───── GIVEN RECORDS

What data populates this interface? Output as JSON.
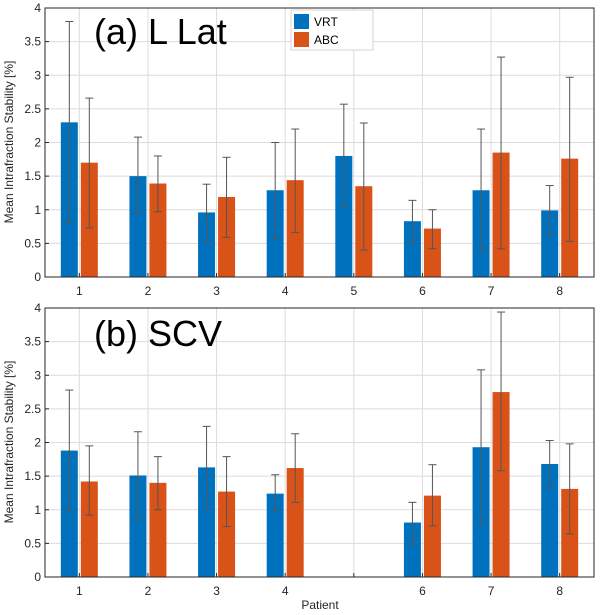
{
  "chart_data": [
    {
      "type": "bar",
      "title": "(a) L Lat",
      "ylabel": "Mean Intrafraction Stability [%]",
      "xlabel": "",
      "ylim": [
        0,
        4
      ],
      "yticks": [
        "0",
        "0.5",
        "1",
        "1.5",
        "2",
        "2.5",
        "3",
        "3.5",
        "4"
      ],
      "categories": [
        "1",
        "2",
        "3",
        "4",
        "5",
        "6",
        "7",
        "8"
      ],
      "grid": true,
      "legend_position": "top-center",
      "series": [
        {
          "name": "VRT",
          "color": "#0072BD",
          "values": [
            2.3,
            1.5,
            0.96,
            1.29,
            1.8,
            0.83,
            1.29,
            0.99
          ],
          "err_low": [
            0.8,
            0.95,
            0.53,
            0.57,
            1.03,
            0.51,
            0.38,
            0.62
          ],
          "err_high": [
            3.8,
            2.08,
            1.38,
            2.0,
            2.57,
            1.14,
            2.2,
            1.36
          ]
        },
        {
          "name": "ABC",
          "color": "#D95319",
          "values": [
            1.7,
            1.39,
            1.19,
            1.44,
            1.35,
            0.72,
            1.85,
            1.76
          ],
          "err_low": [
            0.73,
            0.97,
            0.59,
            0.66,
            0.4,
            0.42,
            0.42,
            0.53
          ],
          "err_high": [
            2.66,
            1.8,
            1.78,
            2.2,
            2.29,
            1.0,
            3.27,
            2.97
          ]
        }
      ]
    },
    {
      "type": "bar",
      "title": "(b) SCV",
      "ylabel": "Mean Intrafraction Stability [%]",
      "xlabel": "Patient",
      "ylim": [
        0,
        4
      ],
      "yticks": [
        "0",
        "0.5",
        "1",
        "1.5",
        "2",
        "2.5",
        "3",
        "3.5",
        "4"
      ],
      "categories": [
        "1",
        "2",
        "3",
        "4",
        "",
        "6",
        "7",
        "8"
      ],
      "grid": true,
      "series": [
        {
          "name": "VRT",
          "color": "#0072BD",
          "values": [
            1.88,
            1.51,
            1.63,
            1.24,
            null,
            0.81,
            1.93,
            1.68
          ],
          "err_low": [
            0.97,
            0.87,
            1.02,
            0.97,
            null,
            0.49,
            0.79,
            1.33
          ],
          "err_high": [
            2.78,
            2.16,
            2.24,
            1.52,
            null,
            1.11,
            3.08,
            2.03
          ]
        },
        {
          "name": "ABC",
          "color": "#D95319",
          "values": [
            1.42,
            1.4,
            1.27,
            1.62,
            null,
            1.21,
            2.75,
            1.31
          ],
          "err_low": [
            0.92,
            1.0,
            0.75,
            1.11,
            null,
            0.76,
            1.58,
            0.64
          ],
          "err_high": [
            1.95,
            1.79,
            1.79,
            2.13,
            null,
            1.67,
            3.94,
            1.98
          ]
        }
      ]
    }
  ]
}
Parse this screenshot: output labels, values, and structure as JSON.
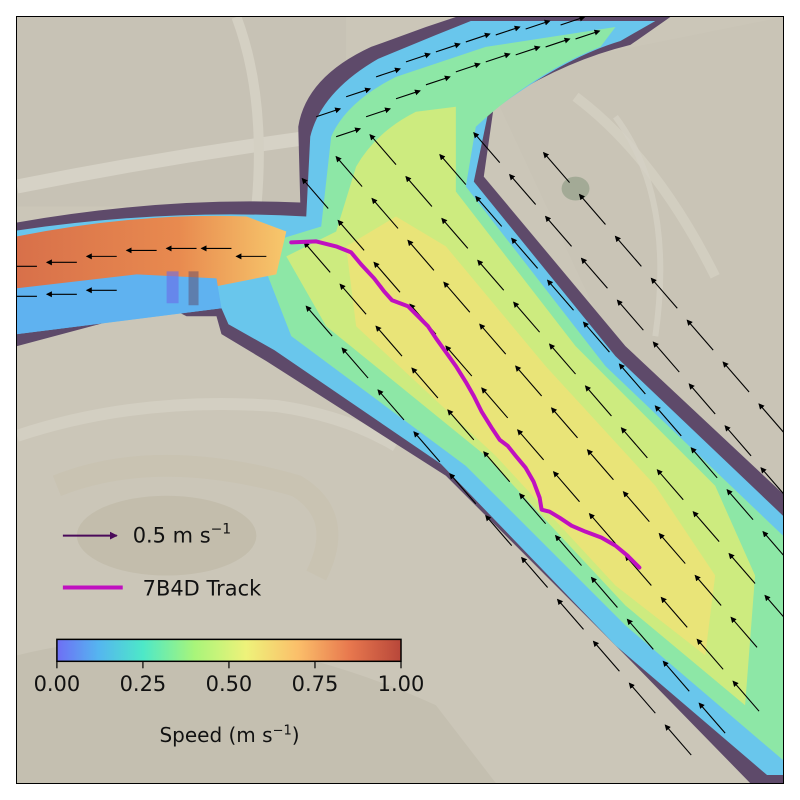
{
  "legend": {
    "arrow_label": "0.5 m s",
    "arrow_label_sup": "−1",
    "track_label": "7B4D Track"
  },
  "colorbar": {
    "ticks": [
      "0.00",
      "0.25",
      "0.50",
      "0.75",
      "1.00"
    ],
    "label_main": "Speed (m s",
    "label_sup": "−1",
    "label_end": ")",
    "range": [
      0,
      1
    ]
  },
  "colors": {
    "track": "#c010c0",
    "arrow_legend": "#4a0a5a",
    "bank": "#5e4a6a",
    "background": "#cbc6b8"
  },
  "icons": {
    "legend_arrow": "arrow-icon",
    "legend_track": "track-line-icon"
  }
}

──────────
───── GIVEN RECORDS

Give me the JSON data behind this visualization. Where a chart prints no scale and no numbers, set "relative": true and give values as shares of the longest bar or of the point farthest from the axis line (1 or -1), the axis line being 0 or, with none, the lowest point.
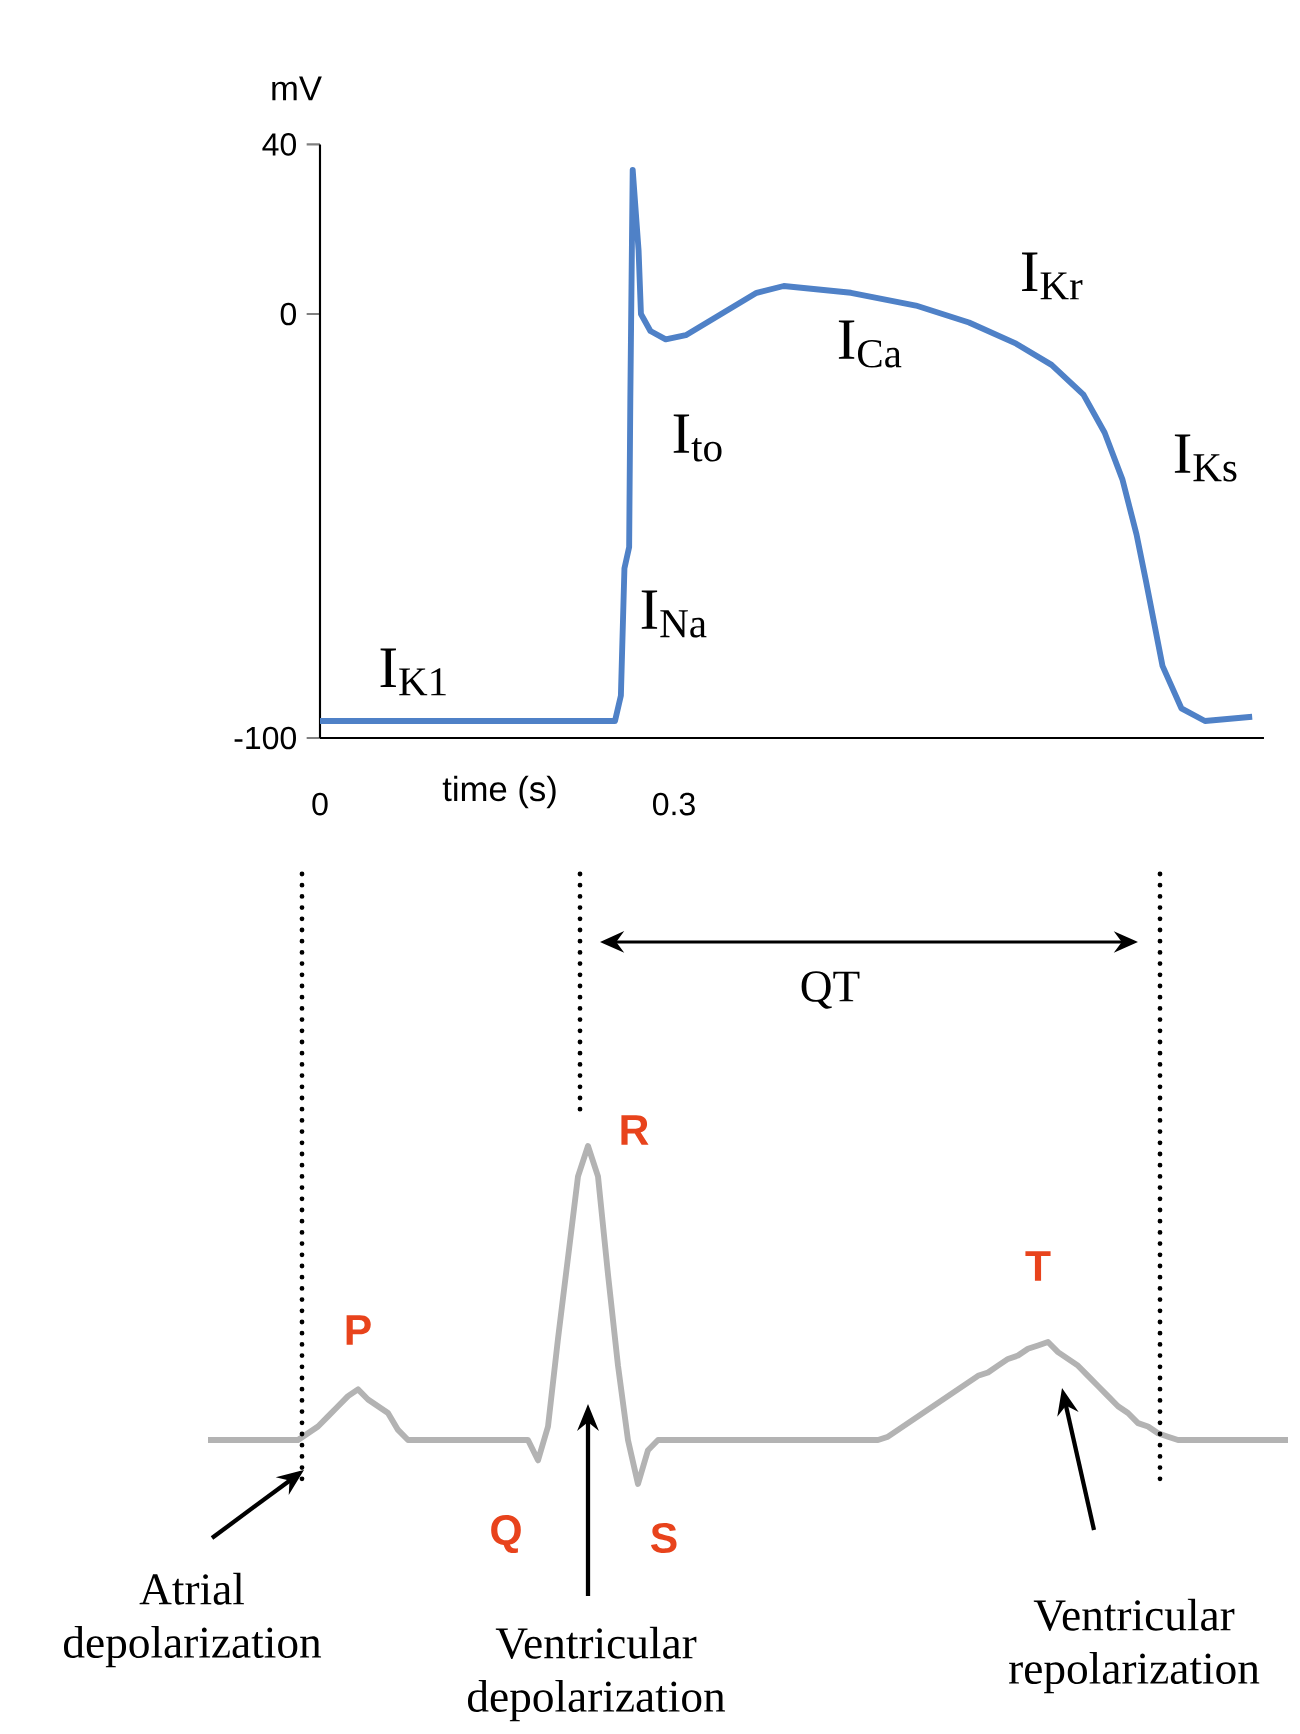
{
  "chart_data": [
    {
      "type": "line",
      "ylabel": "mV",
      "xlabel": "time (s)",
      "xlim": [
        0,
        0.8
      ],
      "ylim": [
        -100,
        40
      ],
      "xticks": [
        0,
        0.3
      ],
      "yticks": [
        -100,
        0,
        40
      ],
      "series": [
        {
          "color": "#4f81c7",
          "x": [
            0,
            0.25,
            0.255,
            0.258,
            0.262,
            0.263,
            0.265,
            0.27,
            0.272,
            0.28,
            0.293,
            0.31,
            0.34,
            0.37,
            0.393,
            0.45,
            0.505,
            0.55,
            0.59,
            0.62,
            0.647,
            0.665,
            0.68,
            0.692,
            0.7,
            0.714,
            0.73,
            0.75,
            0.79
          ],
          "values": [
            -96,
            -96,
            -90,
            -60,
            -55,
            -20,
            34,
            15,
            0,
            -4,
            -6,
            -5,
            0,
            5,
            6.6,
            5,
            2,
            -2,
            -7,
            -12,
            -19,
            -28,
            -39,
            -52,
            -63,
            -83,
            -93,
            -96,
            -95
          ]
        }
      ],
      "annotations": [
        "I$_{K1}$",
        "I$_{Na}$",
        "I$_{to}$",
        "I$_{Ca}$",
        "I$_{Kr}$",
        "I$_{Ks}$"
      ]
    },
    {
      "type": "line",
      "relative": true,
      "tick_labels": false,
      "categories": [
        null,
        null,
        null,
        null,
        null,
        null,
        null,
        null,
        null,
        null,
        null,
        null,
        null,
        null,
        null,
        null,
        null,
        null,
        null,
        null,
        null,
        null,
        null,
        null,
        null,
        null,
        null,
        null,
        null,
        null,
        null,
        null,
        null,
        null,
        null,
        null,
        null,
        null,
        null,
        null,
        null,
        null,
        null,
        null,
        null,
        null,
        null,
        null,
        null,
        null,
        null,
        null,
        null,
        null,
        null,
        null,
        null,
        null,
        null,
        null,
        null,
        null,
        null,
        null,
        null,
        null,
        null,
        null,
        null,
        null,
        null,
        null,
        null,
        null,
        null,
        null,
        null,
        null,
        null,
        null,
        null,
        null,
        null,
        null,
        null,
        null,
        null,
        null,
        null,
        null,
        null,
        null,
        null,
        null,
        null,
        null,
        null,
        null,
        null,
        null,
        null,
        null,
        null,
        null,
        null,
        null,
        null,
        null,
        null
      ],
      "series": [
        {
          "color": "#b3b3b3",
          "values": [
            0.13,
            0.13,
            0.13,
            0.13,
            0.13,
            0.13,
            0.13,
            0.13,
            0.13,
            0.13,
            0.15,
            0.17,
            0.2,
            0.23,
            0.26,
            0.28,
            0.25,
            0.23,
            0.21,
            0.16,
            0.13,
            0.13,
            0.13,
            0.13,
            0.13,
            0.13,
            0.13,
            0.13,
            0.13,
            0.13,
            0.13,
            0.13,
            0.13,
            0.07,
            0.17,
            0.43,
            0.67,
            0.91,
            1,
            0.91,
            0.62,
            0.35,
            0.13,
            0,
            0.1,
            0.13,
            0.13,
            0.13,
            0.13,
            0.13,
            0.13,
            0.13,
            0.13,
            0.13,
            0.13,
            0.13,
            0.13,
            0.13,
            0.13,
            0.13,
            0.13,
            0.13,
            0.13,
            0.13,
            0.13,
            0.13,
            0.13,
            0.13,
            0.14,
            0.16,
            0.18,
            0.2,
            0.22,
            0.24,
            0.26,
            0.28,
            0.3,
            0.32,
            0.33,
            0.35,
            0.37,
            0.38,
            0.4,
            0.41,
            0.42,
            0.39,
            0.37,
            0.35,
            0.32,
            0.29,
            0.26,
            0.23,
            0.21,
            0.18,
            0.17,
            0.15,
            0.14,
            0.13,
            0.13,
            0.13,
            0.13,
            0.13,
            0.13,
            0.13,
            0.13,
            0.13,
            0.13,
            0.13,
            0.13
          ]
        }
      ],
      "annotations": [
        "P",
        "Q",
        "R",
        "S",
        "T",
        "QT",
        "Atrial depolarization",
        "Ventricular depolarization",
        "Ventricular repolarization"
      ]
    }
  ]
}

──────────

# YOUR TASK
Find and copy every line in the entries above where the string "xlabel" occurs.

# OUTPUT OF THE EXERCISE
      "xlabel": "",
      "xlabel": "Patient",
      "xlabel": "time (s)",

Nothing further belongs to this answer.